● **Directions**:
State how many lines of the entries hold the string "watermark", and output nothing but that count.

● **Supplied data**:
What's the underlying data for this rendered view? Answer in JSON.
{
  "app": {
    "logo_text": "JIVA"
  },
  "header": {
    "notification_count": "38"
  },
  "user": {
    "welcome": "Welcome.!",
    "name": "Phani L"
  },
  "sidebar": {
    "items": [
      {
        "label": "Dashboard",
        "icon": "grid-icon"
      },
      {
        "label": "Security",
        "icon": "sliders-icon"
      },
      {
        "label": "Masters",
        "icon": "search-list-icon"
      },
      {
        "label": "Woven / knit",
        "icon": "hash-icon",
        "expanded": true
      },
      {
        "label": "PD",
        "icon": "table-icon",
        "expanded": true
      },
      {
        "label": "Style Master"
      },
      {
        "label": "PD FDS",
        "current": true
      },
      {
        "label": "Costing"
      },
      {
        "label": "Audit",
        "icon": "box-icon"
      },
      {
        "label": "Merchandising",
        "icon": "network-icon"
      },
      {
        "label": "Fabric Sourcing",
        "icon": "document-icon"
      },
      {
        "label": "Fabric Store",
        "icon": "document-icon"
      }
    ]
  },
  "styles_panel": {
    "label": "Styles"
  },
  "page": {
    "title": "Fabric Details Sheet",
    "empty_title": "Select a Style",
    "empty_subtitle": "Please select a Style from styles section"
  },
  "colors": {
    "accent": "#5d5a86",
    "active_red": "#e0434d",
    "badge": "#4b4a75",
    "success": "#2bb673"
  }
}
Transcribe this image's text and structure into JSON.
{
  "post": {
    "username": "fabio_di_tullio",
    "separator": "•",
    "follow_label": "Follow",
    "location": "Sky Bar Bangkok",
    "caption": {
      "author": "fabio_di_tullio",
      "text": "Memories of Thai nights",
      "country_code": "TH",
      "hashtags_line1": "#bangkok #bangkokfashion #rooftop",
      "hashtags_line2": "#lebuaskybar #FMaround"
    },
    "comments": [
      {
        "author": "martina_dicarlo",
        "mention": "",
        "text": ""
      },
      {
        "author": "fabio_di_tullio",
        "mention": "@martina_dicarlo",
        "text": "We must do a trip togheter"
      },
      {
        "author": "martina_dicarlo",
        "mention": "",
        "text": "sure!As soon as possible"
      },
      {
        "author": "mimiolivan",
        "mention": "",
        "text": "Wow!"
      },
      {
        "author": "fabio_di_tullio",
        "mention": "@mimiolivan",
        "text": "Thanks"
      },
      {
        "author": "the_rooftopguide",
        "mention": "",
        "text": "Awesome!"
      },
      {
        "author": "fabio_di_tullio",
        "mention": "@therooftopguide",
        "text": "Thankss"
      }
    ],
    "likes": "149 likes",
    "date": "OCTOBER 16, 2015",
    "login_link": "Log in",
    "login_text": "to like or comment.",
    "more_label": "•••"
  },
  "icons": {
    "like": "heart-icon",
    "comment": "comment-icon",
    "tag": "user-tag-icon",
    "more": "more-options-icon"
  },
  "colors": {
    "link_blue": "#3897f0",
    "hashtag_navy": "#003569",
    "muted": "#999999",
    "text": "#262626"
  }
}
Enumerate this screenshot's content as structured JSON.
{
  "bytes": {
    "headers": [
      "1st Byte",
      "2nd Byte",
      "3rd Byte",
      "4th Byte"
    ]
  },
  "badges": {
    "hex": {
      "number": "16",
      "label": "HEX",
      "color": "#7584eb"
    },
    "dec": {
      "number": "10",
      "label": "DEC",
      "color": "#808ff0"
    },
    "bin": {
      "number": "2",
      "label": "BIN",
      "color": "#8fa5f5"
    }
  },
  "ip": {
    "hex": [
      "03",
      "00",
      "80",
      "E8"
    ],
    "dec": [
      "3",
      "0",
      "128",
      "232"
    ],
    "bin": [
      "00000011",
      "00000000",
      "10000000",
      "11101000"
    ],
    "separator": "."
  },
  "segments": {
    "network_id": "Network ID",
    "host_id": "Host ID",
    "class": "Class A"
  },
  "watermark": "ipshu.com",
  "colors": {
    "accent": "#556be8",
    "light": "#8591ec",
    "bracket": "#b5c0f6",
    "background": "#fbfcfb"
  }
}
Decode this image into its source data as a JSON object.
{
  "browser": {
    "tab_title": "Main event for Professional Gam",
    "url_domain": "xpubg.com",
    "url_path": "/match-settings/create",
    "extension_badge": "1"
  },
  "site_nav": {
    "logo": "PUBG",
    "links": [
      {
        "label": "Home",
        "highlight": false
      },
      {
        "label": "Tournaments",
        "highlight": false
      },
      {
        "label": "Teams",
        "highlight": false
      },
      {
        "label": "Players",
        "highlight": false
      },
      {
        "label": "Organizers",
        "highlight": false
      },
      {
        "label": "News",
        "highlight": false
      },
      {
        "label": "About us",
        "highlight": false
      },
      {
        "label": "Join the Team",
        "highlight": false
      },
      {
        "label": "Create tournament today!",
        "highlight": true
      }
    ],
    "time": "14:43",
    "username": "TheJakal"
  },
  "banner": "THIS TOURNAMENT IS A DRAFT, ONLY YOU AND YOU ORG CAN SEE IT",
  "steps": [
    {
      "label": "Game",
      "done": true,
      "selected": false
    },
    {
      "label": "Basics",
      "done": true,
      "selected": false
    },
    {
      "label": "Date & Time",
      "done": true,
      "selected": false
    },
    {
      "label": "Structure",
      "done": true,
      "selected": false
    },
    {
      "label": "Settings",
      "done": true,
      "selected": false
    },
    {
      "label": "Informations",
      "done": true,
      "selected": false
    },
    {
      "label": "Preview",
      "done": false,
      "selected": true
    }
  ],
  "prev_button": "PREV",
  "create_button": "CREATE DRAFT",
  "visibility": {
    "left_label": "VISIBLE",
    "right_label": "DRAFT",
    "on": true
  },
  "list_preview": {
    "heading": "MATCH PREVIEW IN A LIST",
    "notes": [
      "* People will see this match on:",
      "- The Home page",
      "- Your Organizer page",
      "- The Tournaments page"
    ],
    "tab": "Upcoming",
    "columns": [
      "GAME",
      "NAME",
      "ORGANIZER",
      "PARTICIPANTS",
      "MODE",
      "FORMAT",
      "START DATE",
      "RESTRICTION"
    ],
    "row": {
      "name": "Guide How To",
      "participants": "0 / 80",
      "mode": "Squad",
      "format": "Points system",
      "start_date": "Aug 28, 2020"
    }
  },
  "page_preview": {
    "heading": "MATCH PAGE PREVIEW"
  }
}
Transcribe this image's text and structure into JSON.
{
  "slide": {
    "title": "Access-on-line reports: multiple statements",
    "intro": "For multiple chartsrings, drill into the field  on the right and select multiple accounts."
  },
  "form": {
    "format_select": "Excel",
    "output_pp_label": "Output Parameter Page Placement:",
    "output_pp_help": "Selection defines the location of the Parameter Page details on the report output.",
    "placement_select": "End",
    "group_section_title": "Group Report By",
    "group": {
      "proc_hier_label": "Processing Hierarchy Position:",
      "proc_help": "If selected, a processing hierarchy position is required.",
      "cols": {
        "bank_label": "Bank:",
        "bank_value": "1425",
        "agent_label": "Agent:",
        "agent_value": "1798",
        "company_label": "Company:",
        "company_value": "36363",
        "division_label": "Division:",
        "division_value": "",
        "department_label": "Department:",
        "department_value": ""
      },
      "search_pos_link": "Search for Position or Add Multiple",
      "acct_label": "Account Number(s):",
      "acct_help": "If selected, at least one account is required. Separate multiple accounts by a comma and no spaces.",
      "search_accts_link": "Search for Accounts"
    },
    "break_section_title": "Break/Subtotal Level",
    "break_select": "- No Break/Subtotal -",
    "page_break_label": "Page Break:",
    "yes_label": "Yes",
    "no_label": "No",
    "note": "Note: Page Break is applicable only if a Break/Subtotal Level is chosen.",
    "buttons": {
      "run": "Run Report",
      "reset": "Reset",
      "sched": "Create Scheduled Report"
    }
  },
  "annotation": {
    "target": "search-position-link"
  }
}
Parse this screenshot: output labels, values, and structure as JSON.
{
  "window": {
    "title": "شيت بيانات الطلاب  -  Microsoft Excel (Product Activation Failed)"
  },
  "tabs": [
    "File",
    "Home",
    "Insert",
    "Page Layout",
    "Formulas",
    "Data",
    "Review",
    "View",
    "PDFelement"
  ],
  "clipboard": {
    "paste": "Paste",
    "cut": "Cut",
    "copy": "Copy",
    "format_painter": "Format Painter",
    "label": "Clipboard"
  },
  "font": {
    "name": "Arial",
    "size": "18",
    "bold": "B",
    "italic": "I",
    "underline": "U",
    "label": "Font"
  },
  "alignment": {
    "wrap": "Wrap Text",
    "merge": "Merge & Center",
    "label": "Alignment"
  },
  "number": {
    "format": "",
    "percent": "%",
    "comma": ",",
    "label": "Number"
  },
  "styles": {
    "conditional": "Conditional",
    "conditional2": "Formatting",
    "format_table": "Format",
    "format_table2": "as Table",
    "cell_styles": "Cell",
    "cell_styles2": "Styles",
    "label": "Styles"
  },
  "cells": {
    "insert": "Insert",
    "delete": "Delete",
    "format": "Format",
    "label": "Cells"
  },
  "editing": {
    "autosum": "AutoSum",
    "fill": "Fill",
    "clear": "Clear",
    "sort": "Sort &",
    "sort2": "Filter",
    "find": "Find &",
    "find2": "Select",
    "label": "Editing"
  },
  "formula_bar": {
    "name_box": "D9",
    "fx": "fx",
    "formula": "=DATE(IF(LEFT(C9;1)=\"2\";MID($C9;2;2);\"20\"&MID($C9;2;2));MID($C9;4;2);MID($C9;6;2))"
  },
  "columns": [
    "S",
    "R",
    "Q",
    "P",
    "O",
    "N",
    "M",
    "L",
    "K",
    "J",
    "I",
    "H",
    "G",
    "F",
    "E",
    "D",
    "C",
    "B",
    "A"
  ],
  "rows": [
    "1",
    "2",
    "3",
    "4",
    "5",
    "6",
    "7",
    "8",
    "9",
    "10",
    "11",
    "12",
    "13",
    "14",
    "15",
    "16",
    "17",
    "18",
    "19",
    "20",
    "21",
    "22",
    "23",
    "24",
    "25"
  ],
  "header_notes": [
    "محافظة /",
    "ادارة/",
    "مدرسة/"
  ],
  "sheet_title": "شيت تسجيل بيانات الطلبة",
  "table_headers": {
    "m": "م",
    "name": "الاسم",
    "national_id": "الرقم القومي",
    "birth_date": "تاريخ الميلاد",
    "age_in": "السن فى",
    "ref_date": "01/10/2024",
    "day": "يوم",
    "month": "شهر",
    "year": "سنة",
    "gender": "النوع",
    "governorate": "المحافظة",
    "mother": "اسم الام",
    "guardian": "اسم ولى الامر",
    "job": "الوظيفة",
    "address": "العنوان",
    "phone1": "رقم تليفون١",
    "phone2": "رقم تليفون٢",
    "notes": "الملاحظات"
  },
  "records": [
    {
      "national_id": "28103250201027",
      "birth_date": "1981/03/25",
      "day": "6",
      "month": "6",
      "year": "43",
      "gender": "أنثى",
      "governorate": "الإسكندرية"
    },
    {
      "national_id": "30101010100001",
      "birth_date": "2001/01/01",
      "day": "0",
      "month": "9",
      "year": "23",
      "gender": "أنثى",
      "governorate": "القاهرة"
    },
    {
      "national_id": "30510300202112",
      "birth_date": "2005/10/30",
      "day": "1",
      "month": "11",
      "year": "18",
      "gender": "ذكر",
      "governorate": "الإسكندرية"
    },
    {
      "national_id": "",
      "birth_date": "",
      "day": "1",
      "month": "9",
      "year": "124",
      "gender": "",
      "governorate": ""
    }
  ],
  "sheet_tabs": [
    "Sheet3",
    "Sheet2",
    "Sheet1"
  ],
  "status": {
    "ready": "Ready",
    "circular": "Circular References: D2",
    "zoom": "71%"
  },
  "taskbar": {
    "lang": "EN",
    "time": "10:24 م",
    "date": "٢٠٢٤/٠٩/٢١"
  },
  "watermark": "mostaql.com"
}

● **Solution for this task**:
2